» **THE PROBLEM**:
Go through the material below and count the lines with the string "national"; the number is the whole answer.

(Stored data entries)
┏━━
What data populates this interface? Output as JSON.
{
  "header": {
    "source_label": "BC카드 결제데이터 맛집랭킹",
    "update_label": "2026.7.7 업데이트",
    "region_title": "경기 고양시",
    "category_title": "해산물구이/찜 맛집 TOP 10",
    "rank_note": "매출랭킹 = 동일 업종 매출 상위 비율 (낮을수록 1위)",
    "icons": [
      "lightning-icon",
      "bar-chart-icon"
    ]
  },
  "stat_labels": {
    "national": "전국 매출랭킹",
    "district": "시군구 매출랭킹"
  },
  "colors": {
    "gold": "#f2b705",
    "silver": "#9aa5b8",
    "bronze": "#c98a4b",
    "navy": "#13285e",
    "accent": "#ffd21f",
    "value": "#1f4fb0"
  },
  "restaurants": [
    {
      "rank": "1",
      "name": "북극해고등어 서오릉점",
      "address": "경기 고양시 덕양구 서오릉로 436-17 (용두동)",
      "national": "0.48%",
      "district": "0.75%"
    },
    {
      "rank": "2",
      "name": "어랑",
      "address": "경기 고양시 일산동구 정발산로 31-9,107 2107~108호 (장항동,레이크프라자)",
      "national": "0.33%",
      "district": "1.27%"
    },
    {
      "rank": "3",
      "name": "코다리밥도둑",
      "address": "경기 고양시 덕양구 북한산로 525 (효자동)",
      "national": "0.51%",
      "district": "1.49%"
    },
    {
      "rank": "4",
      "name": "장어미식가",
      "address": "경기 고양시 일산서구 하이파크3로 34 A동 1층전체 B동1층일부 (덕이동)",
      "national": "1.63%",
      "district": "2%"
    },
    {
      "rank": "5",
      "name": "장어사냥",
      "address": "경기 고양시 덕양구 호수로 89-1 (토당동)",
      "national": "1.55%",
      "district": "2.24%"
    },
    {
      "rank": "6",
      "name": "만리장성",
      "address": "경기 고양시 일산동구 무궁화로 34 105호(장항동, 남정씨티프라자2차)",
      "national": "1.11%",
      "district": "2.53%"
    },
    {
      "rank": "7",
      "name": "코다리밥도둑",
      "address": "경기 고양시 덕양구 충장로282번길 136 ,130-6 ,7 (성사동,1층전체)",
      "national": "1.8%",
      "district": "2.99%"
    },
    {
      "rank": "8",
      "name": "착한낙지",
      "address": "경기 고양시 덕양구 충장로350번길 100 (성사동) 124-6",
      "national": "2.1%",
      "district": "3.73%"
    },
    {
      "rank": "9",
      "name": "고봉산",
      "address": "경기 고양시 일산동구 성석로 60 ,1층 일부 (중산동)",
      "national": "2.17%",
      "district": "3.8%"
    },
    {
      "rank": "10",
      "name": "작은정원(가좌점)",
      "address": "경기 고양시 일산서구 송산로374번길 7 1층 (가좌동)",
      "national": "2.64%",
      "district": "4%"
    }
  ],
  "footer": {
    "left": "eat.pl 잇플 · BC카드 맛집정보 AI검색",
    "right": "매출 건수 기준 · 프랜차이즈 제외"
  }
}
┗━━
┏━━
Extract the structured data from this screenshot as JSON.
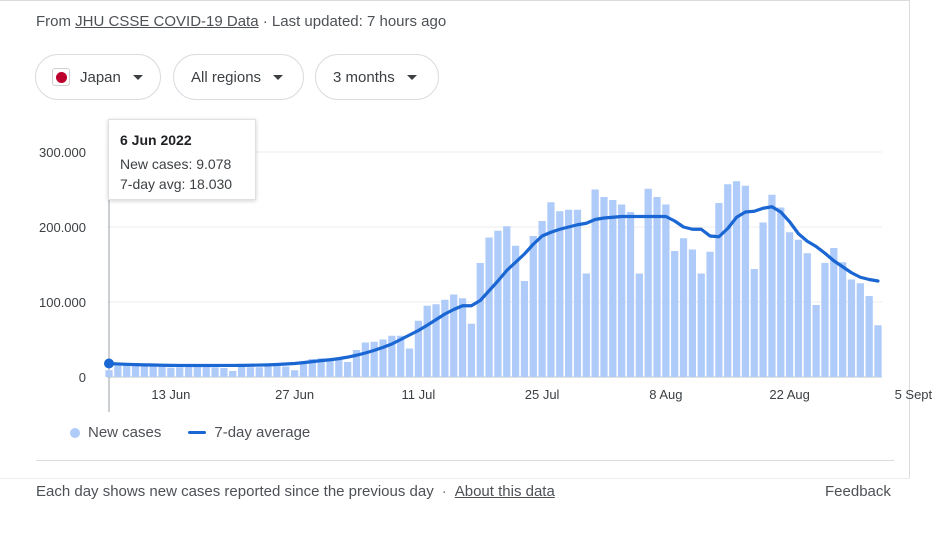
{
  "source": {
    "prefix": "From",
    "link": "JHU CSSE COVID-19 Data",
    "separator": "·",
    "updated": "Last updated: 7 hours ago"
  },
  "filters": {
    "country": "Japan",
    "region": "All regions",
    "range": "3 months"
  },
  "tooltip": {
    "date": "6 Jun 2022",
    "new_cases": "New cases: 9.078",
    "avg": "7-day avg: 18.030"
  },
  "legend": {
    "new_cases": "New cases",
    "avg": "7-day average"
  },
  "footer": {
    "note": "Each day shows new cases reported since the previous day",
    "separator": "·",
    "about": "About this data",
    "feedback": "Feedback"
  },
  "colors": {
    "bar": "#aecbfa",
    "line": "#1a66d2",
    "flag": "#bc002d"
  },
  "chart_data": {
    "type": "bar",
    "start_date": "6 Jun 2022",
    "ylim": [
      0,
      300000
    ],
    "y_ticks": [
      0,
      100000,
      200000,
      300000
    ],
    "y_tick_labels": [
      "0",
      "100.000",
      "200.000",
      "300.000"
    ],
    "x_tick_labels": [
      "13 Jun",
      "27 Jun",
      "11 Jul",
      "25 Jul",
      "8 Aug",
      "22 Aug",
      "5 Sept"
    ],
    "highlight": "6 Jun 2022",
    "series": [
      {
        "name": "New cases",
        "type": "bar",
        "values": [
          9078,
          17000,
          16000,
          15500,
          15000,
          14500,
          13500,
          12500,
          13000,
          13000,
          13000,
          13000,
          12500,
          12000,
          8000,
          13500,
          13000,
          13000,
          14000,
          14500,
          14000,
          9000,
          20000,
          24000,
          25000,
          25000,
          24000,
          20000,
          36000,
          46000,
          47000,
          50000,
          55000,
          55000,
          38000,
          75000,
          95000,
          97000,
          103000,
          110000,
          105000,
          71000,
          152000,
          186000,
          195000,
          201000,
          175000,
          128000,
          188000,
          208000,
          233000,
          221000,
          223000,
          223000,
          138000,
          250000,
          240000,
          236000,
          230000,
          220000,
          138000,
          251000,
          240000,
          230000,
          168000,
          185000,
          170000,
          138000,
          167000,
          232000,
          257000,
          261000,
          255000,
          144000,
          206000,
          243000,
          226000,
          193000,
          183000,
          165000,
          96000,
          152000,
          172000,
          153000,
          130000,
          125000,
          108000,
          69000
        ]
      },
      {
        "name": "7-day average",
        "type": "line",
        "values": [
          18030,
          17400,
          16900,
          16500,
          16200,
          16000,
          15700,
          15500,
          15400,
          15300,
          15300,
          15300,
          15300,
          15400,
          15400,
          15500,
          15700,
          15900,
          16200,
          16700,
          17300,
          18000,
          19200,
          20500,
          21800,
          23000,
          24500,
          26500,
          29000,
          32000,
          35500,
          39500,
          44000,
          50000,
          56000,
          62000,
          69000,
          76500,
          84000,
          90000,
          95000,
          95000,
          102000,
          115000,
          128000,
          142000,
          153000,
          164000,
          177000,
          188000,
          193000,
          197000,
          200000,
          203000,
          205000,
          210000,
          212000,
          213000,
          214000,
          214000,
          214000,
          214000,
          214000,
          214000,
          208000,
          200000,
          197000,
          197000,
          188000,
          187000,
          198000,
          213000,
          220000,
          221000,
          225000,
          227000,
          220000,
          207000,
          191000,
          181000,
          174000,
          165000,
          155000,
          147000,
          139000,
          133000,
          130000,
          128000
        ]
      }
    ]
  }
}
┗━━
» **FINAL RESULT**:
11